EXTRACTED DATA
::::::::
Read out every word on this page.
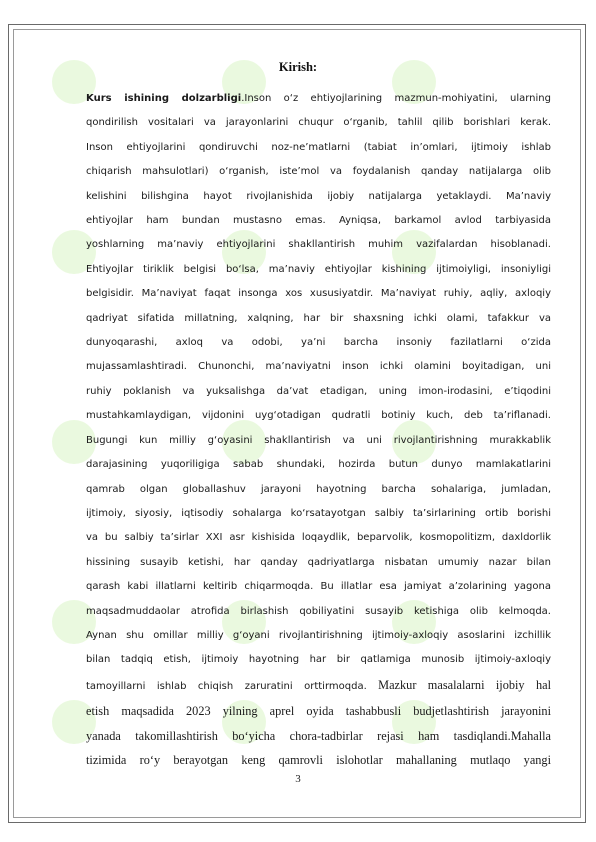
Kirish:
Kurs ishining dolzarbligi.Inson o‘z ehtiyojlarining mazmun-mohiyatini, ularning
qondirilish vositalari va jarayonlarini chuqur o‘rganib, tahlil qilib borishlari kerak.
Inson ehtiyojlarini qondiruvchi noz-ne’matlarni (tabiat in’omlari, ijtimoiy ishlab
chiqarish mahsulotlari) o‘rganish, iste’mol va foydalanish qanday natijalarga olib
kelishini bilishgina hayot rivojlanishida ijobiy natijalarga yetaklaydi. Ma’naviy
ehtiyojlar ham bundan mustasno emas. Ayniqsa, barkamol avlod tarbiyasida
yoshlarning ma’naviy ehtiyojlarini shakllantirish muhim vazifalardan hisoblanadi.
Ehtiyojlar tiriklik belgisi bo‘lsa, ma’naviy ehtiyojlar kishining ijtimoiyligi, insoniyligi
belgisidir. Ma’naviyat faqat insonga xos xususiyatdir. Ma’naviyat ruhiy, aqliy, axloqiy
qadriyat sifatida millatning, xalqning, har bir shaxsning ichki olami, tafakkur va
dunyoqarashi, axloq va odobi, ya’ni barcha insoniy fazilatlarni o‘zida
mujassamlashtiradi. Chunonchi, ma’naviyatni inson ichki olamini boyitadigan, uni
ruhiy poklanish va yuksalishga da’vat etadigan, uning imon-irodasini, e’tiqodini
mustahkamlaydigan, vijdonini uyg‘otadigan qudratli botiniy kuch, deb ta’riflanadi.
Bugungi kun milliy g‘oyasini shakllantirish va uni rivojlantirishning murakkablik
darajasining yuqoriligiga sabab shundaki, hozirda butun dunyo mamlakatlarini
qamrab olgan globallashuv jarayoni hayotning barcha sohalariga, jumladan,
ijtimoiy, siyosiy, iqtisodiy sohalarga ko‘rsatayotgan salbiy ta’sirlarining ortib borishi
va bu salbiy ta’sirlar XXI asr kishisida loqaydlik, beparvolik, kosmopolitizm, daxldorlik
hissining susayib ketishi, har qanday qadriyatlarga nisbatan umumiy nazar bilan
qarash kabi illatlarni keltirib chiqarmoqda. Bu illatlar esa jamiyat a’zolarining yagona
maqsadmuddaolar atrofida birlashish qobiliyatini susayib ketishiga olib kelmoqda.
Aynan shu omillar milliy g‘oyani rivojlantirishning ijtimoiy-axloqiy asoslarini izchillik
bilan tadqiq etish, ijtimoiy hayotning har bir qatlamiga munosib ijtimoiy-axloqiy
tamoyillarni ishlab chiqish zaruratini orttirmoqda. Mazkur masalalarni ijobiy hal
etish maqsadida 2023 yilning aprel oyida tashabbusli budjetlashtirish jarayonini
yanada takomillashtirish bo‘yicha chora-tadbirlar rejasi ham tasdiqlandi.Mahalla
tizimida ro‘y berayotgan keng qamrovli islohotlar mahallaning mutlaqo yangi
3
::::::::
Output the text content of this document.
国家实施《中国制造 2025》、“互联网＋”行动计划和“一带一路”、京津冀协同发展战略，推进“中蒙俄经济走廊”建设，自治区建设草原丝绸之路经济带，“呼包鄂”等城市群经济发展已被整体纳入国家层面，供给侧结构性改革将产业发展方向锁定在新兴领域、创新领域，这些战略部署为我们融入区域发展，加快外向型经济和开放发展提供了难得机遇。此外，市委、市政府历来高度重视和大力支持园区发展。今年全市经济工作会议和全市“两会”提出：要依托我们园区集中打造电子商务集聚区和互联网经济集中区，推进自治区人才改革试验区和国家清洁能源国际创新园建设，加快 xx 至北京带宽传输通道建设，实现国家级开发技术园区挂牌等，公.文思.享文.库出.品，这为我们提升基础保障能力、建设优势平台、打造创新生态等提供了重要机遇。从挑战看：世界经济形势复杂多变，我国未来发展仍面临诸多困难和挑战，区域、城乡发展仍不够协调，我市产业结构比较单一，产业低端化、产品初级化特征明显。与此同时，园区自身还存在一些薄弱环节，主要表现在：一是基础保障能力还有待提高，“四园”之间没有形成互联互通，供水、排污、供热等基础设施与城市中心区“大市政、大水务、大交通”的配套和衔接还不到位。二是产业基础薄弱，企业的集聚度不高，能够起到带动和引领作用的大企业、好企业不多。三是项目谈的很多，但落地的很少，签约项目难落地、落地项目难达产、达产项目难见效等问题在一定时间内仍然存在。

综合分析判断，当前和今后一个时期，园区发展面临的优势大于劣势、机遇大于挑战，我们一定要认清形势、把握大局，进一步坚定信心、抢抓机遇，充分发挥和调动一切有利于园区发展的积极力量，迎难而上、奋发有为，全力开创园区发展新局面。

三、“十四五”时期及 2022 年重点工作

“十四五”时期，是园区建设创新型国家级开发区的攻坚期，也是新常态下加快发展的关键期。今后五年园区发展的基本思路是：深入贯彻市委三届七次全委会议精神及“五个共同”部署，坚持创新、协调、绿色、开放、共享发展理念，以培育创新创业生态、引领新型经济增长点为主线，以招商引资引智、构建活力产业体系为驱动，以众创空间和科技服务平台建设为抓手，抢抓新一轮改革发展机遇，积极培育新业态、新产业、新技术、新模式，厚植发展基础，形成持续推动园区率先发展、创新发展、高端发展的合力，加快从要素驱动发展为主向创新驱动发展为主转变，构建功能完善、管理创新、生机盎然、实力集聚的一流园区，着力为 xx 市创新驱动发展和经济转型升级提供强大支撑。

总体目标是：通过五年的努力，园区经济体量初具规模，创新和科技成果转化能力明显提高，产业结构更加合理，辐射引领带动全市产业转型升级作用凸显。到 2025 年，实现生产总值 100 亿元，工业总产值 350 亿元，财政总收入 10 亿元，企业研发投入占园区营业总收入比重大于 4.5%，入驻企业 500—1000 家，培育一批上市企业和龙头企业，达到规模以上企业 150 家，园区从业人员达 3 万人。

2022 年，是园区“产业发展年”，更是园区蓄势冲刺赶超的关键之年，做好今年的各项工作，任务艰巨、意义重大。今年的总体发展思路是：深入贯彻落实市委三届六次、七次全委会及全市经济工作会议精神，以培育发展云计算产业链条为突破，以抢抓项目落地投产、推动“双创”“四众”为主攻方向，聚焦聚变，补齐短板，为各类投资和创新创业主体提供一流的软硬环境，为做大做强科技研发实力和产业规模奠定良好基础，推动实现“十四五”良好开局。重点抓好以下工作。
::::::::
Report every line containing the word "ishlab" from the listing above.

Inson ehtiyojlarini qondiruvchi noz-ne’matlarni (tabiat in’omlari, ijtimoiy ishlab
tamoyillarni ishlab chiqish zaruratini orttirmoqda. Mazkur masalalarni ijobiy hal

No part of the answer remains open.